Given instruction 1 — Write out the part of the file system configuration text between "Note: This setting" and "Example (Linux)", inclusive.

Note: This setting cannot be changed after being put into production, so its important to choose the setting carefully during initial configuration.
Example (Linux)
<stripeGroup index="2" name="VideoFiles" status="up" stripeBreadth="4194304" read="true" write="true" metadata="false" journal="false" userdata="true" realTimeIOs="0" realTimeIOsReserve="0" realTimeMB="0" realTimeMBReserve="0" realTimeTokenTimeout="0" multipathMethod="rotate">
<affinities exclusive="true">
<affinity>Video</affinity>
</affinities>
<disk index="0" diskLabel="CvfsDisk2" diskType="VideoDrive"/>
<disk index="1" diskLabel="CvfsDisk3" diskType="VideoDrive"/>
<disk index="2" diskLabel="CvfsDisk4" diskType="VideoDrive"/>
<disk index="3" diskLabel="CvfsDisk5" diskType="VideoDrive"/>
<disk index="4" diskLabel="CvfsDisk6" diskType="VideoDrive"/>
<disk index="5" diskLabel="CvfsDisk7" diskType="VideoDrive"/>
<disk index="6" diskLabel="CvfsDisk8" diskType="VideoDrive"/>
<disk index="7" diskLabel="CvfsDisk9" diskType="VideoDrive"/>
</stripeGroup>
Example (Windows)
[StripeGroup VideoFiles]
Status Up
StripeBreadth 4M
Metadata No
Journal No
Exclusive Yes
Read Enabled
Write Enabled
Rtmb 0
Rtios 0
RtmbReserve 0
RtiosReserve 0
RtTokenTimeout 0
MultiPathMethod Rotate
Node CvfsDisk2 0
Node CvfsDisk3 1
Node CvfsDisk4 2
Node CvfsDisk5 3
Node CvfsDisk6 4
Node CvfsDisk7 5
Node CvfsDisk8 6
Node CvfsDisk9 7
Affinity Video
BufferCacheSize
Increasing this value can reduce latency of any metadata operation by performing a hot cache access to directory blocks, inode information, and other metadata info. This is about 10 to 1000 times faster than I/O. It is especially important to increase this setting if metadata I/O latency is high, (for example, more than 2ms average latency). Quantum recommends sizing this according to how much memory is available; more is better. Optimal settings for BufferCacheSize
range from 32MB to 8GB for a new file system and can be increased up to 500GB as a file system grows. A higher setting is more effective if the CPU is not heavily loaded.

[Recorded data]
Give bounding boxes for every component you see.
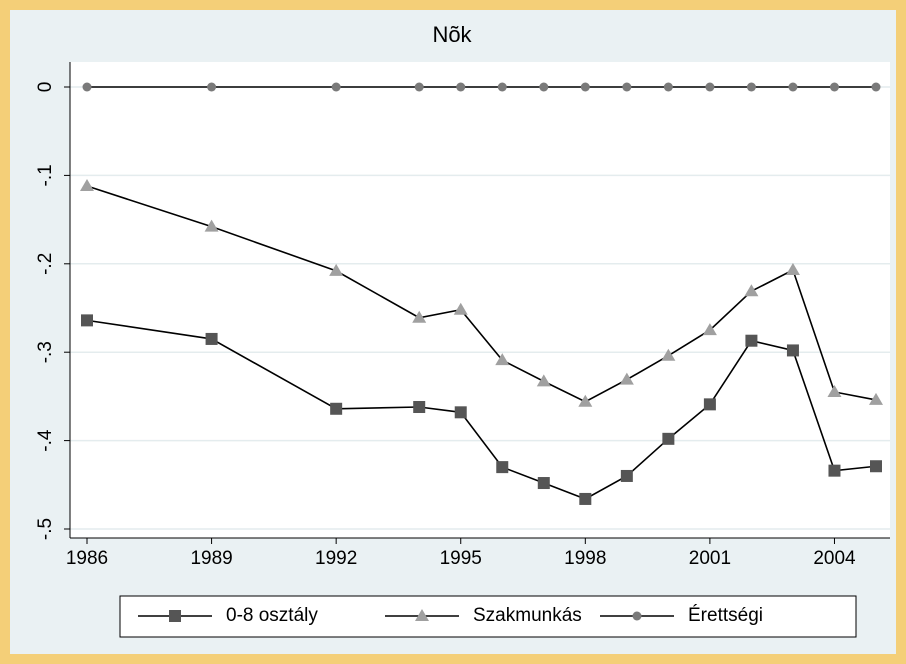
marker [82,82,92,92]
marker [703,398,716,411]
marker [869,392,883,405]
marker [331,82,341,92]
marker [871,82,881,92]
marker [578,394,593,407]
x-tick-label: 1995 [440,548,482,569]
marker [786,344,799,357]
marker [414,82,424,92]
marker [413,401,426,414]
marker [828,464,841,477]
legend-label: 0-8 osztály [226,605,318,626]
y-tick-label: -.4 [35,429,56,452]
marker [705,82,715,92]
legend-label: Érettségi [688,605,763,626]
marker [415,609,429,621]
marker [81,314,93,327]
marker [827,384,842,397]
legend [119,595,857,638]
marker [539,82,549,92]
marker [495,353,510,366]
y-tick-label: -.5 [35,518,56,540]
marker [537,477,550,490]
y-tick-label: 0 [35,82,56,93]
marker [619,372,634,385]
marker [632,611,642,621]
legend-label: Szakmunkás [473,605,582,626]
marker [80,179,94,192]
x-tick-label: 1986 [66,548,108,569]
marker [620,469,633,482]
marker [497,82,507,92]
y-tick-label: -.1 [35,164,56,186]
y-tick-label: -.3 [35,341,56,363]
marker [169,610,181,622]
marker [870,460,882,473]
chart-title: Nõk [432,22,472,47]
marker [330,402,343,415]
marker [536,374,551,387]
marker [744,284,759,297]
x-tick-label: 1989 [190,548,232,569]
marker [788,82,798,92]
marker [204,219,219,232]
x-tick-label: 1992 [315,548,357,569]
marker [661,348,676,361]
marker [663,82,673,92]
marker [702,323,717,336]
marker [580,82,590,92]
marker [746,82,756,92]
y-tick-label: -.2 [35,253,56,275]
marker [453,302,468,315]
plot-region [70,62,890,538]
x-tick-label: 2004 [813,548,856,569]
marker [579,492,592,505]
marker [785,262,800,275]
marker [662,432,675,445]
marker [456,82,466,92]
marker [329,263,344,276]
marker [745,334,758,347]
marker [412,310,427,323]
marker [207,82,217,92]
marker [496,461,509,474]
marker [454,406,467,419]
x-tick-label: 1998 [564,548,606,569]
x-tick-label: 2001 [689,548,731,569]
marker [829,82,839,92]
marker [622,82,632,92]
marker [205,332,218,345]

Given instruction 2 — Give again the lines of the records between the lines holding "marker [82,82,92,92]" and "marker [827,384,842,397]", inclusive.

Result 1 —
Note: This setting cannot be changed after being put into production, so its important to choose the setting carefully during initial configuration.
Example (Linux)

Result 2 —
marker [82,82,92,92]
marker [703,398,716,411]
marker [869,392,883,405]
marker [331,82,341,92]
marker [871,82,881,92]
marker [578,394,593,407]
x-tick-label: 1995 [440,548,482,569]
marker [786,344,799,357]
marker [414,82,424,92]
marker [413,401,426,414]
marker [828,464,841,477]
legend-label: 0-8 osztály [226,605,318,626]
y-tick-label: -.4 [35,429,56,452]
marker [705,82,715,92]
legend-label: Érettségi [688,605,763,626]
marker [415,609,429,621]
marker [81,314,93,327]
marker [827,384,842,397]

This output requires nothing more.